━━ ENTRIES
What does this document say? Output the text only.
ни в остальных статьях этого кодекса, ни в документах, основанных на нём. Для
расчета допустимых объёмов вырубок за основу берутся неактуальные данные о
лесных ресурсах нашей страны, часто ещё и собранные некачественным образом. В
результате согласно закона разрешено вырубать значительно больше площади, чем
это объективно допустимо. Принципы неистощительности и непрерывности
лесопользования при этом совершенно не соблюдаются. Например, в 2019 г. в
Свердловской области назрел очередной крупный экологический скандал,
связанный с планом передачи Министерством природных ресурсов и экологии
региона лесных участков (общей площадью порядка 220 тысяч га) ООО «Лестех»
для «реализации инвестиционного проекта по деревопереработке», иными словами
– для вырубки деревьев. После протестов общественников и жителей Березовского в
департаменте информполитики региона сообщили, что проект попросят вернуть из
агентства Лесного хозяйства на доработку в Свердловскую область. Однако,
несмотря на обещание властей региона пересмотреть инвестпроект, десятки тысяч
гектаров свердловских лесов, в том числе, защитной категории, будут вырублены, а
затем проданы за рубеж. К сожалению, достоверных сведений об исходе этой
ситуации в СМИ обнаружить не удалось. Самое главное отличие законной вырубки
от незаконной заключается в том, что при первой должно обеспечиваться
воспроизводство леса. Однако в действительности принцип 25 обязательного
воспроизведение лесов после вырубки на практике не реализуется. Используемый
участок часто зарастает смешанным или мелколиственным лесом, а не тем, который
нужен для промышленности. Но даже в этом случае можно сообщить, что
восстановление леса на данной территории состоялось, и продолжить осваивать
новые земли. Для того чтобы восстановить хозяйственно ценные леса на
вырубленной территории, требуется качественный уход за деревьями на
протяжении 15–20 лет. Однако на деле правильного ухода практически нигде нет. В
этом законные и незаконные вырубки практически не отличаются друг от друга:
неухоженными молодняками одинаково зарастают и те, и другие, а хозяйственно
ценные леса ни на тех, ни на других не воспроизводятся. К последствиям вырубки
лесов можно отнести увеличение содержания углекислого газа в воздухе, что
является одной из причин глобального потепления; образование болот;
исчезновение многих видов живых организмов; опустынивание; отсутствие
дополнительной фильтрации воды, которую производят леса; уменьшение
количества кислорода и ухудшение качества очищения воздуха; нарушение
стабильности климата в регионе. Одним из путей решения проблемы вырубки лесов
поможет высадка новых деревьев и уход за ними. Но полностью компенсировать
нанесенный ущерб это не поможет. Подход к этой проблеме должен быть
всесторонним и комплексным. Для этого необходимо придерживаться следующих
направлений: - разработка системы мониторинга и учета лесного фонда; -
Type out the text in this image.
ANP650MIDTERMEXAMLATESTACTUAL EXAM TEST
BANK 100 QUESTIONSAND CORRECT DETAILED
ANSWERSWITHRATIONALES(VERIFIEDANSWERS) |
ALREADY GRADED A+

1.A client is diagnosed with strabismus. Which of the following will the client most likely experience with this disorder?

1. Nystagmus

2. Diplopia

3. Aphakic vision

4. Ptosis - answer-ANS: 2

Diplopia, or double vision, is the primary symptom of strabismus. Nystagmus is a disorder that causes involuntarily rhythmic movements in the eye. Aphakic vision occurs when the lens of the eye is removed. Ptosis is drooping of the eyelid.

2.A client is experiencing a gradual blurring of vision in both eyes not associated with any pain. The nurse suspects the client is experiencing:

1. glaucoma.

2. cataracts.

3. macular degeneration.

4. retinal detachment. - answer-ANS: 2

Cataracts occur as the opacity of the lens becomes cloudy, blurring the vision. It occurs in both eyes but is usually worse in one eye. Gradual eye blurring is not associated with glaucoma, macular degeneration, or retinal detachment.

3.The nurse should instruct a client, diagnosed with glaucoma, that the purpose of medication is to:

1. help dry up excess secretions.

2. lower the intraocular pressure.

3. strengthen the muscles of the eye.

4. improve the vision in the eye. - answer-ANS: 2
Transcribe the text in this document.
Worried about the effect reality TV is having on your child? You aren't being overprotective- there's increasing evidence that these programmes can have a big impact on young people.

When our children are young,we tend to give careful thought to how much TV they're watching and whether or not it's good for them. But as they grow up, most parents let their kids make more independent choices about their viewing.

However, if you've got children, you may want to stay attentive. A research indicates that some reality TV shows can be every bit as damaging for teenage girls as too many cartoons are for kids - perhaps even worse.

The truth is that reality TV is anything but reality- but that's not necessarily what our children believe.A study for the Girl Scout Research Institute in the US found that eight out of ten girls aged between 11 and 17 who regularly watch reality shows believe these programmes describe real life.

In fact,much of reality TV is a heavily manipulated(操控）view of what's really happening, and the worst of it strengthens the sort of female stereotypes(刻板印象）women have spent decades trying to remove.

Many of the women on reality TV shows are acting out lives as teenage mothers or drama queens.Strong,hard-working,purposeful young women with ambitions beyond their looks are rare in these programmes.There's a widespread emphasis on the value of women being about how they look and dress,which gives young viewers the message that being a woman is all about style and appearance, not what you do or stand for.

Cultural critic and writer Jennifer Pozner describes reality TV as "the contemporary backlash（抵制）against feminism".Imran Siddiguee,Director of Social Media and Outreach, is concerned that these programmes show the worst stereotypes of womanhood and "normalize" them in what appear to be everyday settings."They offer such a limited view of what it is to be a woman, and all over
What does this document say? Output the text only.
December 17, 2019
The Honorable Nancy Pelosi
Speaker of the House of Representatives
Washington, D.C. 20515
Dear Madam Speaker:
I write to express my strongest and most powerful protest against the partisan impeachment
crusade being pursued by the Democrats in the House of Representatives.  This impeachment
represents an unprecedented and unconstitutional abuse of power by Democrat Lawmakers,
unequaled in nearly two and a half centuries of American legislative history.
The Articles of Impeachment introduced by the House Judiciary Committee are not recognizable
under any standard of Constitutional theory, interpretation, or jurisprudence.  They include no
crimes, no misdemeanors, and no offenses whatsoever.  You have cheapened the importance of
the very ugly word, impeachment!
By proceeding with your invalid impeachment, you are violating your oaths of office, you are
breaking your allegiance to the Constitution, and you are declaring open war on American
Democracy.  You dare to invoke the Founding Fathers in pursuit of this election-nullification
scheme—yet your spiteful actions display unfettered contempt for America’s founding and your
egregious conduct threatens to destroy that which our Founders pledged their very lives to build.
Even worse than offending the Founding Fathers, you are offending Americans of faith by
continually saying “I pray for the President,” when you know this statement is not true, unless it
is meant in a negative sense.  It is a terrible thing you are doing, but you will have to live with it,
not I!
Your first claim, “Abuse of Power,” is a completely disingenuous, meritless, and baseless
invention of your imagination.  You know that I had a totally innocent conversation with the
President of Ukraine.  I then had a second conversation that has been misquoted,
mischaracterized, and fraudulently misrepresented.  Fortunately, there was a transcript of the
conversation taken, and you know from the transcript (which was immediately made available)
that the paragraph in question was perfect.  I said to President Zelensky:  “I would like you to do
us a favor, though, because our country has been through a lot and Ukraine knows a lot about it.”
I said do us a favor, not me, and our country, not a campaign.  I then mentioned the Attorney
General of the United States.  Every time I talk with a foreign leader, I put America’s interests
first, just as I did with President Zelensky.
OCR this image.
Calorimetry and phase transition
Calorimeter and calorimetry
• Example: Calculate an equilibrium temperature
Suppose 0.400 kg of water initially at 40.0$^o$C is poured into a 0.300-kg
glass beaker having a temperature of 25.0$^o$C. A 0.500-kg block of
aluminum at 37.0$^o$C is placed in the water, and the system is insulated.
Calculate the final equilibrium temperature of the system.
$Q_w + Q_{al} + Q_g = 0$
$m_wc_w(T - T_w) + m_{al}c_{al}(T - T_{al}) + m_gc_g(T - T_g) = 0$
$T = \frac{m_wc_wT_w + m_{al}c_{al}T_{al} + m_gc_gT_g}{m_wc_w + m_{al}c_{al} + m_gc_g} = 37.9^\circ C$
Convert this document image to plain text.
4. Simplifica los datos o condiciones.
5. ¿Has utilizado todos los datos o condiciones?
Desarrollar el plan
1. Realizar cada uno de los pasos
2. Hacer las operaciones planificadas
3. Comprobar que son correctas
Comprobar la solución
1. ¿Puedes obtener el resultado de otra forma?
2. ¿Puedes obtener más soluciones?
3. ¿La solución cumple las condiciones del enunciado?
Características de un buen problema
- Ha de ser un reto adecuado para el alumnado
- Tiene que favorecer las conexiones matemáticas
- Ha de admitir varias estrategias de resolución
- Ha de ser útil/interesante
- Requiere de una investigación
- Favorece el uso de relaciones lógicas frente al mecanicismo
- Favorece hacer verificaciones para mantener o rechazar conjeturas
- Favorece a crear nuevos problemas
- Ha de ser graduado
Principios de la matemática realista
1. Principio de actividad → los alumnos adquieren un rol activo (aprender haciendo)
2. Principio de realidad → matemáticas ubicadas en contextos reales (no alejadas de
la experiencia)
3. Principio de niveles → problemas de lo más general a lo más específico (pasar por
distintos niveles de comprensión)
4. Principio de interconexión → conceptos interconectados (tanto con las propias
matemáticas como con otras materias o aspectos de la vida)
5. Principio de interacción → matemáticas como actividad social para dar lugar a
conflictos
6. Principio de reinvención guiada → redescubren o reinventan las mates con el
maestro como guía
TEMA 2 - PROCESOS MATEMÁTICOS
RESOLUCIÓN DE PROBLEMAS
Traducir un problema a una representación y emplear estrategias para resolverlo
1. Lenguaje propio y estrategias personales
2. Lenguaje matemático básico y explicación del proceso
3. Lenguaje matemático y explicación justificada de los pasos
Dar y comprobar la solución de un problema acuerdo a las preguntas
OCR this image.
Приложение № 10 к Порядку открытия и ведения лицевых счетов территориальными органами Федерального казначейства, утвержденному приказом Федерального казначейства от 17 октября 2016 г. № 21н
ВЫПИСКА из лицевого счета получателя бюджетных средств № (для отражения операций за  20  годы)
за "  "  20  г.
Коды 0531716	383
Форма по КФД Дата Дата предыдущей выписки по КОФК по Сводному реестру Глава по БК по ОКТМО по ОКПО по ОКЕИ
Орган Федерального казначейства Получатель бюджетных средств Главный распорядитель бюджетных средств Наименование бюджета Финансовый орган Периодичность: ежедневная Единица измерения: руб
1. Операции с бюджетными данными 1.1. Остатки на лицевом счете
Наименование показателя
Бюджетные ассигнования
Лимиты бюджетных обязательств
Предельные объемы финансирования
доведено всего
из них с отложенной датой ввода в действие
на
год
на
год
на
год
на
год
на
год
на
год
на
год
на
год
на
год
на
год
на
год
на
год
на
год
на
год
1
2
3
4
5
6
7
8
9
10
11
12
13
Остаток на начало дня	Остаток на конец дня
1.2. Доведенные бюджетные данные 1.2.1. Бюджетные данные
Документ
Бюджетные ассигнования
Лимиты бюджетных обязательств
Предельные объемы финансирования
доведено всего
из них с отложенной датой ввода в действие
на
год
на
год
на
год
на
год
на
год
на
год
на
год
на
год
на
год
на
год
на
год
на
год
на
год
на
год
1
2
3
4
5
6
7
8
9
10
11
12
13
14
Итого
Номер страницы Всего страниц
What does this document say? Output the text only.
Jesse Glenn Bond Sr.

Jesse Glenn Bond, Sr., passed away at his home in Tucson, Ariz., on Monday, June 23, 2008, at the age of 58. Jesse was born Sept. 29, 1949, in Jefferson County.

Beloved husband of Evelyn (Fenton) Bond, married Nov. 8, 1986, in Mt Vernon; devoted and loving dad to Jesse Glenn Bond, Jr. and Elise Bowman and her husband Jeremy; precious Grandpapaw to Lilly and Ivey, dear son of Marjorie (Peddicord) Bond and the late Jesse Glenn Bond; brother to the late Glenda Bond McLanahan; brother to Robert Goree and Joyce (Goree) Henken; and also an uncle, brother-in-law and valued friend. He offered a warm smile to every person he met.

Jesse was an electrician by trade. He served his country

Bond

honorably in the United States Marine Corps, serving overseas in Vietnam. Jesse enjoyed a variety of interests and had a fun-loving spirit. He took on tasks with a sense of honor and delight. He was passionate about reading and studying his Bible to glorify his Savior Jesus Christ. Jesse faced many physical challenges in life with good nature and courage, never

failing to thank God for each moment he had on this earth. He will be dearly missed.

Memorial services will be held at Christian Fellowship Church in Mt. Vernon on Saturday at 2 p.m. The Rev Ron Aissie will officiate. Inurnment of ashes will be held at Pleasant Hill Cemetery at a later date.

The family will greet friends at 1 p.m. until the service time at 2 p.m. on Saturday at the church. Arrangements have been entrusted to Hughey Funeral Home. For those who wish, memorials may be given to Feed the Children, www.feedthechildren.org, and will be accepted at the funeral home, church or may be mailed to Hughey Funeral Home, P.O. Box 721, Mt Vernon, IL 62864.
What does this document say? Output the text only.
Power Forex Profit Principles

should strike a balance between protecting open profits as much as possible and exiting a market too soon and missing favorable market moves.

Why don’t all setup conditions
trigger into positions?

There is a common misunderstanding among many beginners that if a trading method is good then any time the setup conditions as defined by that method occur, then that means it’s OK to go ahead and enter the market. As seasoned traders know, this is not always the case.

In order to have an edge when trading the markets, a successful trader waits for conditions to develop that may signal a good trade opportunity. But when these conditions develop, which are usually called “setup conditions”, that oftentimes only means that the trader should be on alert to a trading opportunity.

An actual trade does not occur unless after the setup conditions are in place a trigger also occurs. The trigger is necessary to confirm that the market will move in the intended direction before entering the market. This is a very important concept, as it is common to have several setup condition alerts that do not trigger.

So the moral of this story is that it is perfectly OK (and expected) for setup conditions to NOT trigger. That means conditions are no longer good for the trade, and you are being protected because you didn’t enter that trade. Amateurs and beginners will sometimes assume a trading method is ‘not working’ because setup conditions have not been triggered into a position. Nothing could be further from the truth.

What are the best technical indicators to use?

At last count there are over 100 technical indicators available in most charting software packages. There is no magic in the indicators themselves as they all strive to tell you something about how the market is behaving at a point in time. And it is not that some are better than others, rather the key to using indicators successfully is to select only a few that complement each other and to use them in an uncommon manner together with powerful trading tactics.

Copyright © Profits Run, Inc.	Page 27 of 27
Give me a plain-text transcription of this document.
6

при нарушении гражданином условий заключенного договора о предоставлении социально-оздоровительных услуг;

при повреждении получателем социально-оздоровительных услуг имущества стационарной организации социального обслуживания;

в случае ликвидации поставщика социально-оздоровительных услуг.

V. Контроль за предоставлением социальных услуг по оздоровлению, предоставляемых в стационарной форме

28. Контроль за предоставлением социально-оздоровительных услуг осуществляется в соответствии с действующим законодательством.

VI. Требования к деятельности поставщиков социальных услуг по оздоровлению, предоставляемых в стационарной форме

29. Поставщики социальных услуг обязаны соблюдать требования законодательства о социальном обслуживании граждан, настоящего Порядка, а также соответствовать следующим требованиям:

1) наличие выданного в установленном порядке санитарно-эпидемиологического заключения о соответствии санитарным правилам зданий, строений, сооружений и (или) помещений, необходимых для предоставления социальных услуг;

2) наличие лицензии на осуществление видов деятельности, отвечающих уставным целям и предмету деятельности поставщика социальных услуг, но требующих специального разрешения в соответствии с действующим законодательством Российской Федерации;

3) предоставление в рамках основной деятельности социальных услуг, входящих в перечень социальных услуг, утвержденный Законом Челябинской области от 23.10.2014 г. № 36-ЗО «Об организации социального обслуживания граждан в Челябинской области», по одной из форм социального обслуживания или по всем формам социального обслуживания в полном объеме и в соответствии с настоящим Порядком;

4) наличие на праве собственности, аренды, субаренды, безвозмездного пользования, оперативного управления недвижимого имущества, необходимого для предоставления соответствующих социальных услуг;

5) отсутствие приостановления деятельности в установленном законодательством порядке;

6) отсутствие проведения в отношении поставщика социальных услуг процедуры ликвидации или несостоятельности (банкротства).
━━━━
* REQUIRED WORK:
From the entries above, copy every line where the word "оздоровительных" shows up.

* RESPONSE:
при нарушении гражданином условий заключенного договора о предоставлении социально-оздоровительных услуг;
при повреждении получателем социально-оздоровительных услуг имущества стационарной организации социального обслуживания;
в случае ликвидации поставщика социально-оздоровительных услуг.
28. Контроль за предоставлением социально-оздоровительных услуг осуществляется в соответствии с действующим законодательством.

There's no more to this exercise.